▶ _YOUR INSTRUCTIONS_: Print all the data, keeping every line exactly as it is.

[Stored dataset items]
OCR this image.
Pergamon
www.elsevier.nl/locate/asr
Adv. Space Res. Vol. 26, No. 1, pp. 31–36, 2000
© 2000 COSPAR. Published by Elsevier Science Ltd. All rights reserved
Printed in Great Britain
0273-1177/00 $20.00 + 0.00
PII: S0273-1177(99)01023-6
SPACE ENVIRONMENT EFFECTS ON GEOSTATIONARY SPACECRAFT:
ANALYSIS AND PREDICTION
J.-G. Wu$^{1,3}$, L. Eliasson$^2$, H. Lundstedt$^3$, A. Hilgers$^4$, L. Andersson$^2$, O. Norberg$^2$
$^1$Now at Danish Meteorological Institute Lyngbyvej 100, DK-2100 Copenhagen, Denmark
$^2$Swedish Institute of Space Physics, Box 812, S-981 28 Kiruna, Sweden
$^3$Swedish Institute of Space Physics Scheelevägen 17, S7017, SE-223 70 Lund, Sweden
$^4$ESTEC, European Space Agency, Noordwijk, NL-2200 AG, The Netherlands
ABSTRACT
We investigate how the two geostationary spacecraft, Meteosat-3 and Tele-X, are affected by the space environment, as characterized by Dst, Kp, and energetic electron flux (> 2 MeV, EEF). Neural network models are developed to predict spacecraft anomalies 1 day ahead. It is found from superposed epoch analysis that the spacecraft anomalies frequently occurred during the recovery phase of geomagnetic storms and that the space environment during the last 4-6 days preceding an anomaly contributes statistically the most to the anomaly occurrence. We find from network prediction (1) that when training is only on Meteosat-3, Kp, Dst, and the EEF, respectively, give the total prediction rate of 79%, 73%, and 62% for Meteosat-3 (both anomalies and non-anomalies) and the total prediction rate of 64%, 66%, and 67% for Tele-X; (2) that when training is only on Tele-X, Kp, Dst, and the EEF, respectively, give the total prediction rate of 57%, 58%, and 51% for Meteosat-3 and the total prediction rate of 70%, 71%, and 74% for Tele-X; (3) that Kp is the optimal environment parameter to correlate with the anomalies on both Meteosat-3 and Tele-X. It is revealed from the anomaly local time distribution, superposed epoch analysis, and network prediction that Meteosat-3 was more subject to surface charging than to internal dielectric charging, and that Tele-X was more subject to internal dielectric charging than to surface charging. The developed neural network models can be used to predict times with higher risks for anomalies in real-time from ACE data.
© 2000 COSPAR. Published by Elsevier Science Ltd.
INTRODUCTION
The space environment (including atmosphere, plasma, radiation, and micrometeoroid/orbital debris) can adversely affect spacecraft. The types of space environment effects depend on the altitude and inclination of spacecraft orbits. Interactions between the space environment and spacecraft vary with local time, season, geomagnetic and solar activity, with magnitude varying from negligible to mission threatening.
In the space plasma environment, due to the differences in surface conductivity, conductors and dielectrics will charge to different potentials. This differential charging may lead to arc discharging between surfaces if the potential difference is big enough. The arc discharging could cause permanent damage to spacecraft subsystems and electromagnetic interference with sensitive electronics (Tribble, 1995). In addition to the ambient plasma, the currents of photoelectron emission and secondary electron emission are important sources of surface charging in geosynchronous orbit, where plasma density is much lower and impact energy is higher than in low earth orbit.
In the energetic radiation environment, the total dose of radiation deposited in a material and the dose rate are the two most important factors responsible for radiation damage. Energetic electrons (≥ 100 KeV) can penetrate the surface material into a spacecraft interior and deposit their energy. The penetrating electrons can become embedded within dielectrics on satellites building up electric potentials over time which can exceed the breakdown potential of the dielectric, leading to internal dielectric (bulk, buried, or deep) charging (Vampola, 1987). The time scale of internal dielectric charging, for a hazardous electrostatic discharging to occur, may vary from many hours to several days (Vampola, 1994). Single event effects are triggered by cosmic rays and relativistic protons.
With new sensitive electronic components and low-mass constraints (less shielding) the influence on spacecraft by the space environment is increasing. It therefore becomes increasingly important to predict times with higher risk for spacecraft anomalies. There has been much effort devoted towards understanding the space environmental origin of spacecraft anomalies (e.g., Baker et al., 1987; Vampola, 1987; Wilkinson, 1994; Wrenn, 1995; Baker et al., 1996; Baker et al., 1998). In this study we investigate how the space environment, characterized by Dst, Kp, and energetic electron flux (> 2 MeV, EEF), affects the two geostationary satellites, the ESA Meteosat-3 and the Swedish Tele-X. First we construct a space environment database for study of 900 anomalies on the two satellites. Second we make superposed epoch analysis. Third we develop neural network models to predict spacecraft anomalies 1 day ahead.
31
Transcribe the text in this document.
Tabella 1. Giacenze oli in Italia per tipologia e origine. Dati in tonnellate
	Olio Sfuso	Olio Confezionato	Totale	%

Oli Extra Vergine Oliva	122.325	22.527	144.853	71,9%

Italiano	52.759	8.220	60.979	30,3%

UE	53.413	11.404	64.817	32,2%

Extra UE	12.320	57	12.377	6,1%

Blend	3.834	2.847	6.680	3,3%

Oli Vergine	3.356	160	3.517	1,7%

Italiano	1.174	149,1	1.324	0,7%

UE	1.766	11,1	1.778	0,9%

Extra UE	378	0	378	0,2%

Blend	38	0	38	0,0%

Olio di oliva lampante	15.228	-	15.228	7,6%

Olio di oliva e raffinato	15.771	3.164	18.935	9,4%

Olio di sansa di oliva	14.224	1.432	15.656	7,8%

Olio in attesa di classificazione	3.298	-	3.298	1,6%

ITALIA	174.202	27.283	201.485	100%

▶ _EXERCISE RESULT_:
OCR this image.
Pergamon
www.elsevier.nl/locate/asr
Adv. Space Res. Vol. 26, No. 1, pp. 31–36, 2000
© 2000 COSPAR. Published by Elsevier Science Ltd. All rights reserved
Printed in Great Britain
0273-1177/00 $20.00 + 0.00
PII: S0273-1177(99)01023-6
SPACE ENVIRONMENT EFFECTS ON GEOSTATIONARY SPACECRAFT:
ANALYSIS AND PREDICTION
J.-G. Wu$^{1,3}$, L. Eliasson$^2$, H. Lundstedt$^3$, A. Hilgers$^4$, L. Andersson$^2$, O. Norberg$^2$
$^1$Now at Danish Meteorological Institute Lyngbyvej 100, DK-2100 Copenhagen, Denmark
$^2$Swedish Institute of Space Physics, Box 812, S-981 28 Kiruna, Sweden
$^3$Swedish Institute of Space Physics Scheelevägen 17, S7017, SE-223 70 Lund, Sweden
$^4$ESTEC, European Space Agency, Noordwijk, NL-2200 AG, The Netherlands
ABSTRACT
We investigate how the two geostationary spacecraft, Meteosat-3 and Tele-X, are affected by the space environment, as characterized by Dst, Kp, and energetic electron flux (> 2 MeV, EEF). Neural network models are developed to predict spacecraft anomalies 1 day ahead. It is found from superposed epoch analysis that the spacecraft anomalies frequently occurred during the recovery phase of geomagnetic storms and that the space environment during the last 4-6 days preceding an anomaly contributes statistically the most to the anomaly occurrence. We find from network prediction (1) that when training is only on Meteosat-3, Kp, Dst, and the EEF, respectively, give the total prediction rate of 79%, 73%, and 62% for Meteosat-3 (both anomalies and non-anomalies) and the total prediction rate of 64%, 66%, and 67% for Tele-X; (2) that when training is only on Tele-X, Kp, Dst, and the EEF, respectively, give the total prediction rate of 57%, 58%, and 51% for Meteosat-3 and the total prediction rate of 70%, 71%, and 74% for Tele-X; (3) that Kp is the optimal environment parameter to correlate with the anomalies on both Meteosat-3 and Tele-X. It is revealed from the anomaly local time distribution, superposed epoch analysis, and network prediction that Meteosat-3 was more subject to surface charging than to internal dielectric charging, and that Tele-X was more subject to internal dielectric charging than to surface charging. The developed neural network models can be used to predict times with higher risks for anomalies in real-time from ACE data.
© 2000 COSPAR. Published by Elsevier Science Ltd.
INTRODUCTION
The space environment (including atmosphere, plasma, radiation, and micrometeoroid/orbital debris) can adversely affect spacecraft. The types of space environment effects depend on the altitude and inclination of spacecraft orbits. Interactions between the space environment and spacecraft vary with local time, season, geomagnetic and solar activity, with magnitude varying from negligible to mission threatening.
In the space plasma environment, due to the differences in surface conductivity, conductors and dielectrics will charge to different potentials. This differential charging may lead to arc discharging between surfaces if the potential difference is big enough. The arc discharging could cause permanent damage to spacecraft subsystems and electromagnetic interference with sensitive electronics (Tribble, 1995). In addition to the ambient plasma, the currents of photoelectron emission and secondary electron emission are important sources of surface charging in geosynchronous orbit, where plasma density is much lower and impact energy is higher than in low earth orbit.
In the energetic radiation environment, the total dose of radiation deposited in a material and the dose rate are the two most important factors responsible for radiation damage. Energetic electrons (≥ 100 KeV) can penetrate the surface material into a spacecraft interior and deposit their energy. The penetrating electrons can become embedded within dielectrics on satellites building up electric potentials over time which can exceed the breakdown potential of the dielectric, leading to internal dielectric (bulk, buried, or deep) charging (Vampola, 1987). The time scale of internal dielectric charging, for a hazardous electrostatic discharging to occur, may vary from many hours to several days (Vampola, 1994). Single event effects are triggered by cosmic rays and relativistic protons.
With new sensitive electronic components and low-mass constraints (less shielding) the influence on spacecraft by the space environment is increasing. It therefore becomes increasingly important to predict times with higher risk for spacecraft anomalies. There has been much effort devoted towards understanding the space environmental origin of spacecraft anomalies (e.g., Baker et al., 1987; Vampola, 1987; Wilkinson, 1994; Wrenn, 1995; Baker et al., 1996; Baker et al., 1998). In this study we investigate how the space environment, characterized by Dst, Kp, and energetic electron flux (> 2 MeV, EEF), affects the two geostationary satellites, the ESA Meteosat-3 and the Swedish Tele-X. First we construct a space environment database for study of 900 anomalies on the two satellites. Second we make superposed epoch analysis. Third we develop neural network models to predict spacecraft anomalies 1 day ahead.
31
Transcribe the text in this document.
Tabella 1. Giacenze oli in Italia per tipologia e origine. Dati in tonnellate
	Olio Sfuso	Olio Confezionato	Totale	%

Oli Extra Vergine Oliva	122.325	22.527	144.853	71,9%

Italiano	52.759	8.220	60.979	30,3%

UE	53.413	11.404	64.817	32,2%

Extra UE	12.320	57	12.377	6,1%

Blend	3.834	2.847	6.680	3,3%

Oli Vergine	3.356	160	3.517	1,7%

Italiano	1.174	149,1	1.324	0,7%

UE	1.766	11,1	1.778	0,9%

Extra UE	378	0	378	0,2%

Blend	38	0	38	0,0%

Olio di oliva lampante	15.228	-	15.228	7,6%

Olio di oliva e raffinato	15.771	3.164	18.935	9,4%

Olio di sansa di oliva	14.224	1.432	15.656	7,8%

Olio in attesa di classificazione	3.298	-	3.298	1,6%

ITALIA	174.202	27.283	201.485	100%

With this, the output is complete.